(Saved data entries)
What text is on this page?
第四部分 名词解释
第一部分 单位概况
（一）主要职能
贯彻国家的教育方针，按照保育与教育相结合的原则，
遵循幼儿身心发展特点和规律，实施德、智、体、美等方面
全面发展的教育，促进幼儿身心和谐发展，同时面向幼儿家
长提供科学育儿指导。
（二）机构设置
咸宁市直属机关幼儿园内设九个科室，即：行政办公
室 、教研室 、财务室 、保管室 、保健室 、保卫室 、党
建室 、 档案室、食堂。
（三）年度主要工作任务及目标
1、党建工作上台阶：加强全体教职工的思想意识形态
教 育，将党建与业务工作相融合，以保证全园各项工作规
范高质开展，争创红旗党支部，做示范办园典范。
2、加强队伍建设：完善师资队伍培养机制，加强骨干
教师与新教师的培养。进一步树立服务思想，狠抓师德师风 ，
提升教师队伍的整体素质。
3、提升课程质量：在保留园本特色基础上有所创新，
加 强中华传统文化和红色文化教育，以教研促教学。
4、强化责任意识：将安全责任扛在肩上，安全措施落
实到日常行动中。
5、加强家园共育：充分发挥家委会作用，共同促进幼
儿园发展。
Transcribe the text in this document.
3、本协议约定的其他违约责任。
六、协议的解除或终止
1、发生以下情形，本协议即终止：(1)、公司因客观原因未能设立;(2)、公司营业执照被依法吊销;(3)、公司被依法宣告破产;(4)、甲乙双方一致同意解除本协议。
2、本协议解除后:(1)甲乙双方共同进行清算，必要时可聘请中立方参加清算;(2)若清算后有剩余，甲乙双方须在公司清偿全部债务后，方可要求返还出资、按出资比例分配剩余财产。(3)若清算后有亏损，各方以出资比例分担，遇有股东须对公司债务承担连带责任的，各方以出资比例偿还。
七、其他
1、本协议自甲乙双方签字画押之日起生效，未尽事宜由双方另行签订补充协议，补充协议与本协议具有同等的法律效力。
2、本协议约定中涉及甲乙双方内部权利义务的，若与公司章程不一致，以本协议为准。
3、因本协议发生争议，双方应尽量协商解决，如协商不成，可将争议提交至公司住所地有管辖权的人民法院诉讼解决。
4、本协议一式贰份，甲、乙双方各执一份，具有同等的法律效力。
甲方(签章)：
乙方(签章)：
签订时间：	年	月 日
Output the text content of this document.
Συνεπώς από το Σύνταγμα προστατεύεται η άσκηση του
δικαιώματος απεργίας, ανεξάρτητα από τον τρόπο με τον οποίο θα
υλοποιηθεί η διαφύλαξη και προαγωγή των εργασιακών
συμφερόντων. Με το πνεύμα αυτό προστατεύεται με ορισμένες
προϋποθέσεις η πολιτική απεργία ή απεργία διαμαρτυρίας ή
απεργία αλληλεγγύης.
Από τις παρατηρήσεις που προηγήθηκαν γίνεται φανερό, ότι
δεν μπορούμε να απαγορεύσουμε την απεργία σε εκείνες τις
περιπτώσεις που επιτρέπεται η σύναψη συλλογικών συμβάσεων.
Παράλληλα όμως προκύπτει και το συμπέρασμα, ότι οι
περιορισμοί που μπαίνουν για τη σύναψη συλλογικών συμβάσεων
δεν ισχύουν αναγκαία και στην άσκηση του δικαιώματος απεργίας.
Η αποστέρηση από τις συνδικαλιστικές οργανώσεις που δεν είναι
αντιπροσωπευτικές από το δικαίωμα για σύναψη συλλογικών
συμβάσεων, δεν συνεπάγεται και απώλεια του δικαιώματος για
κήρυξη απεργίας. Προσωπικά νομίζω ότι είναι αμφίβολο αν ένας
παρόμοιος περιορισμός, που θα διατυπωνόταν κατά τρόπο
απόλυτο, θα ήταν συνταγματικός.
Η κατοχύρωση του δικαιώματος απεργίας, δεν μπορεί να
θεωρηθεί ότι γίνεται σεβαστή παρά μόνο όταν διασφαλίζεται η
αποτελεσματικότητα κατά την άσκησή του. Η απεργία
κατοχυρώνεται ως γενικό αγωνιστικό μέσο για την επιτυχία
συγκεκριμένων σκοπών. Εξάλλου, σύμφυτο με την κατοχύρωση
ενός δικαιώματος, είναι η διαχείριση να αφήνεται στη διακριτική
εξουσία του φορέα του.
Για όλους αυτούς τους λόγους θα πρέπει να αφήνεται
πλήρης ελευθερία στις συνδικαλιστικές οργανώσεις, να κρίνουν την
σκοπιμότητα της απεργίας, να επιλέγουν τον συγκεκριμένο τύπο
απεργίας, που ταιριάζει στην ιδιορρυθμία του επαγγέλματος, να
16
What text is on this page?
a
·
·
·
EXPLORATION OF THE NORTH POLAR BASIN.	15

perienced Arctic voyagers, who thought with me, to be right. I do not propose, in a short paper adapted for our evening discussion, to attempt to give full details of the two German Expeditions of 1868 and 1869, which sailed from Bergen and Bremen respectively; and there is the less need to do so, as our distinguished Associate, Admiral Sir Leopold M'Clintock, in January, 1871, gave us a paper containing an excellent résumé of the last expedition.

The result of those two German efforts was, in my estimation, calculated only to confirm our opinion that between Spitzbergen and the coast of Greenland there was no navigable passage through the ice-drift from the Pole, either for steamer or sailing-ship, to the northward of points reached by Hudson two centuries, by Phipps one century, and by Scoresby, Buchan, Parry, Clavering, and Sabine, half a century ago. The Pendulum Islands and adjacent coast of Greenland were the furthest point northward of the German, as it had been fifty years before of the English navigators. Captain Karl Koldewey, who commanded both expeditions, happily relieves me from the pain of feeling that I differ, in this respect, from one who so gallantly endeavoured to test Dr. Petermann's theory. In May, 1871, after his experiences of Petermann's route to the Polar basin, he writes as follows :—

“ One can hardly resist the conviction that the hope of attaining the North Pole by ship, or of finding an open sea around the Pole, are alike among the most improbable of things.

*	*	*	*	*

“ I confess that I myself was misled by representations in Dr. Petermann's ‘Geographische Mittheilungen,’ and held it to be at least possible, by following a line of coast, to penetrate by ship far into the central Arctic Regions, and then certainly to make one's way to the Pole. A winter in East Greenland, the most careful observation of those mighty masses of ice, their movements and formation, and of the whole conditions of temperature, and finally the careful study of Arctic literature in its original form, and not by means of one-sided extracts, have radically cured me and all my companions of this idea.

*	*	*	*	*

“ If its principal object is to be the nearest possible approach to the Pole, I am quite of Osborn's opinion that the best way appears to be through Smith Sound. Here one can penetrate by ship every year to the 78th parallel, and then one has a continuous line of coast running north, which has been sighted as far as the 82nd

* EXERCISE GOAL *
Please list every line of the records that contains "δικαιώματος".

* ANSWER TO THE PROBLEM *
δικαιώματος απεργίας, ανεξάρτητα από τον τρόπο με τον οποίο θα
δεν ισχύουν αναγκαία και στην άσκηση του δικαιώματος απεργίας.
συμβάσεων, δεν συνεπάγεται και απώλεια του δικαιώματος για
Η κατοχύρωση του δικαιώματος απεργίας, δεν μπορεί να
ενός δικαιώματος, είναι η διαχείριση να αφήνεται στη διακριτική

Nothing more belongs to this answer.